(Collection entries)
────
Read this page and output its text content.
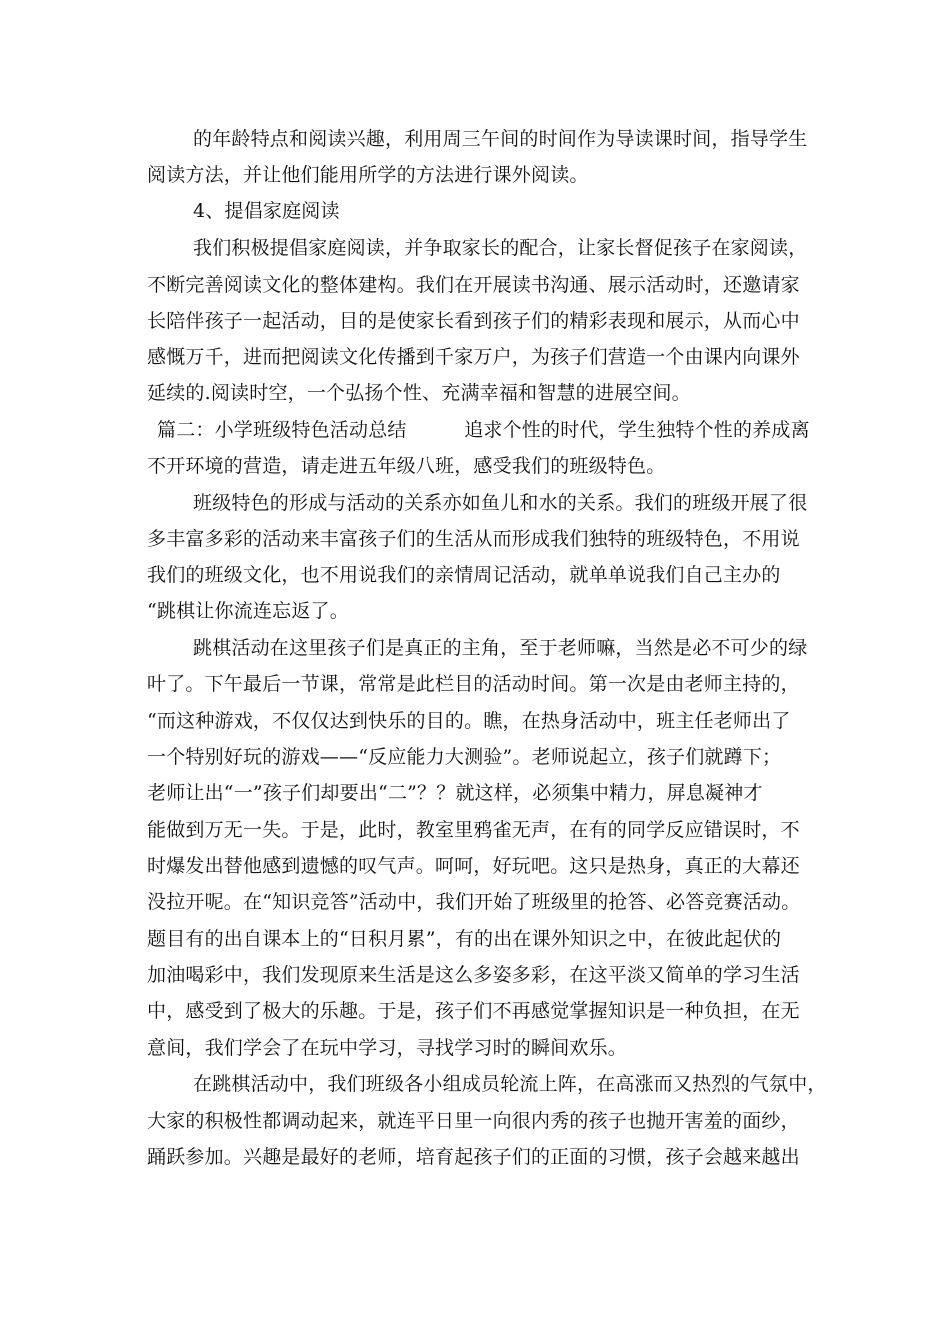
的年龄特点和阅读兴趣，利用周三午间的时间作为导读课时间，指导学生
阅读方法，并让他们能用所学的方法进行课外阅读。
4、提倡家庭阅读
我们积极提倡家庭阅读，并争取家长的配合，让家长督促孩子在家阅读，
不断完善阅读文化的整体建构。我们在开展读书沟通、展示活动时，还邀请家
长陪伴孩子一起活动，目的是使家长看到孩子们的精彩表现和展示，从而心中
感慨万千，进而把阅读文化传播到千家万户，为孩子们营造一个由课内向课外
延续的.阅读时空，一个弘扬个性、充满幸福和智慧的进展空间。
篇二：小学班级特色活动总结　　　追求个性的时代，学生独特个性的养成离
不开环境的营造，请走进五年级八班，感受我们的班级特色。
班级特色的形成与活动的关系亦如鱼儿和水的关系。我们的班级开展了很
多丰富多彩的活动来丰富孩子们的生活从而形成我们独特的班级特色，不用说
我们的班级文化，也不用说我们的亲情周记活动，就单单说我们自己主办的
“跳棋让你流连忘返了。
跳棋活动在这里孩子们是真正的主角，至于老师嘛，当然是必不可少的绿
叶了。下午最后一节课，常常是此栏目的活动时间。第一次是由老师主持的，
“而这种游戏，不仅仅达到快乐的目的。瞧，在热身活动中，班主任老师出了
一个特别好玩的游戏——“反应能力大测验”。老师说起立，孩子们就蹲下；
老师让出“一”孩子们却要出“二”？？就这样，必须集中精力，屏息凝神才
能做到万无一失。于是，此时，教室里鸦雀无声，在有的同学反应错误时，不
时爆发出替他感到遗憾的叹气声。呵呵，好玩吧。这只是热身，真正的大幕还
没拉开呢。在“知识竞答”活动中，我们开始了班级里的抢答、必答竞赛活动。
题目有的出自课本上的“日积月累”，有的出在课外知识之中，在彼此起伏的
加油喝彩中，我们发现原来生活是这么多姿多彩，在这平淡又简单的学习生活
中，感受到了极大的乐趣。于是，孩子们不再感觉掌握知识是一种负担，在无
意间，我们学会了在玩中学习，寻找学习时的瞬间欢乐。
在跳棋活动中，我们班级各小组成员轮流上阵，在高涨而又热烈的气氛中，
大家的积极性都调动起来，就连平日里一向很内秀的孩子也抛开害羞的面纱，
踊跃参加。兴趣是最好的老师，培育起孩子们的正面的习惯，孩子会越来越出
────
_What you should do_
Transcribe the preceding listing in its entirety and with exact wording, leaving out pictures.

_Correct result_
Read this page and output its text content.
的年龄特点和阅读兴趣，利用周三午间的时间作为导读课时间，指导学生
阅读方法，并让他们能用所学的方法进行课外阅读。
4、提倡家庭阅读
我们积极提倡家庭阅读，并争取家长的配合，让家长督促孩子在家阅读，
不断完善阅读文化的整体建构。我们在开展读书沟通、展示活动时，还邀请家
长陪伴孩子一起活动，目的是使家长看到孩子们的精彩表现和展示，从而心中
感慨万千，进而把阅读文化传播到千家万户，为孩子们营造一个由课内向课外
延续的.阅读时空，一个弘扬个性、充满幸福和智慧的进展空间。
篇二：小学班级特色活动总结　　　追求个性的时代，学生独特个性的养成离
不开环境的营造，请走进五年级八班，感受我们的班级特色。
班级特色的形成与活动的关系亦如鱼儿和水的关系。我们的班级开展了很
多丰富多彩的活动来丰富孩子们的生活从而形成我们独特的班级特色，不用说
我们的班级文化，也不用说我们的亲情周记活动，就单单说我们自己主办的
“跳棋让你流连忘返了。
跳棋活动在这里孩子们是真正的主角，至于老师嘛，当然是必不可少的绿
叶了。下午最后一节课，常常是此栏目的活动时间。第一次是由老师主持的，
“而这种游戏，不仅仅达到快乐的目的。瞧，在热身活动中，班主任老师出了
一个特别好玩的游戏——“反应能力大测验”。老师说起立，孩子们就蹲下；
老师让出“一”孩子们却要出“二”？？就这样，必须集中精力，屏息凝神才
能做到万无一失。于是，此时，教室里鸦雀无声，在有的同学反应错误时，不
时爆发出替他感到遗憾的叹气声。呵呵，好玩吧。这只是热身，真正的大幕还
没拉开呢。在“知识竞答”活动中，我们开始了班级里的抢答、必答竞赛活动。
题目有的出自课本上的“日积月累”，有的出在课外知识之中，在彼此起伏的
加油喝彩中，我们发现原来生活是这么多姿多彩，在这平淡又简单的学习生活
中，感受到了极大的乐趣。于是，孩子们不再感觉掌握知识是一种负担，在无
意间，我们学会了在玩中学习，寻找学习时的瞬间欢乐。
在跳棋活动中，我们班级各小组成员轮流上阵，在高涨而又热烈的气氛中，
大家的积极性都调动起来，就连平日里一向很内秀的孩子也抛开害羞的面纱，
踊跃参加。兴趣是最好的老师，培育起孩子们的正面的习惯，孩子会越来越出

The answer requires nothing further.